# INSTRUCTION
Isolate every line in the records below with "illuminance" in it.

# RECORDS SHOWN
== == ==
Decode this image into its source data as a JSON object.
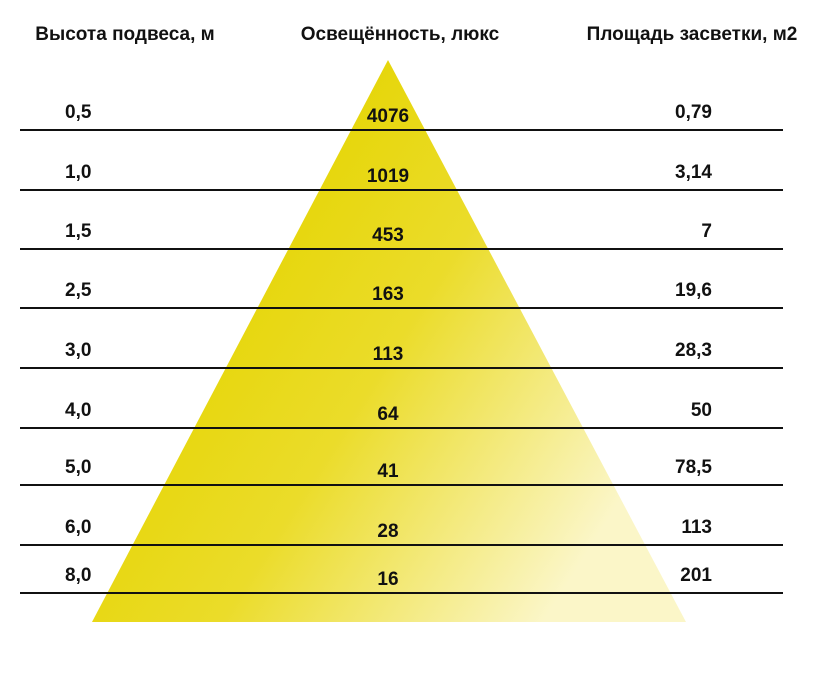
{
  "header": {
    "height": "Высота подвеса, м",
    "illuminance": "Освещённость, люкс",
    "area": "Площадь засветки, м2"
  },
  "rows": [
    {
      "height": "0,5",
      "illuminance": "4076",
      "area": "0,79"
    },
    {
      "height": "1,0",
      "illuminance": "1019",
      "area": "3,14"
    },
    {
      "height": "1,5",
      "illuminance": "453",
      "area": "7"
    },
    {
      "height": "2,5",
      "illuminance": "163",
      "area": "19,6"
    },
    {
      "height": "3,0",
      "illuminance": "113",
      "area": "28,3"
    },
    {
      "height": "4,0",
      "illuminance": "64",
      "area": "50"
    },
    {
      "height": "5,0",
      "illuminance": "41",
      "area": "78,5"
    },
    {
      "height": "6,0",
      "illuminance": "28",
      "area": "113"
    },
    {
      "height": "8,0",
      "illuminance": "16",
      "area": "201"
    }
  ]
}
== == ==
# FINAL RESULT
    "illuminance": "Освещённость, люкс",
      "illuminance": "4076",
      "illuminance": "1019",
      "illuminance": "453",
      "illuminance": "163",
      "illuminance": "113",
      "illuminance": "64",
      "illuminance": "41",
      "illuminance": "28",
      "illuminance": "16",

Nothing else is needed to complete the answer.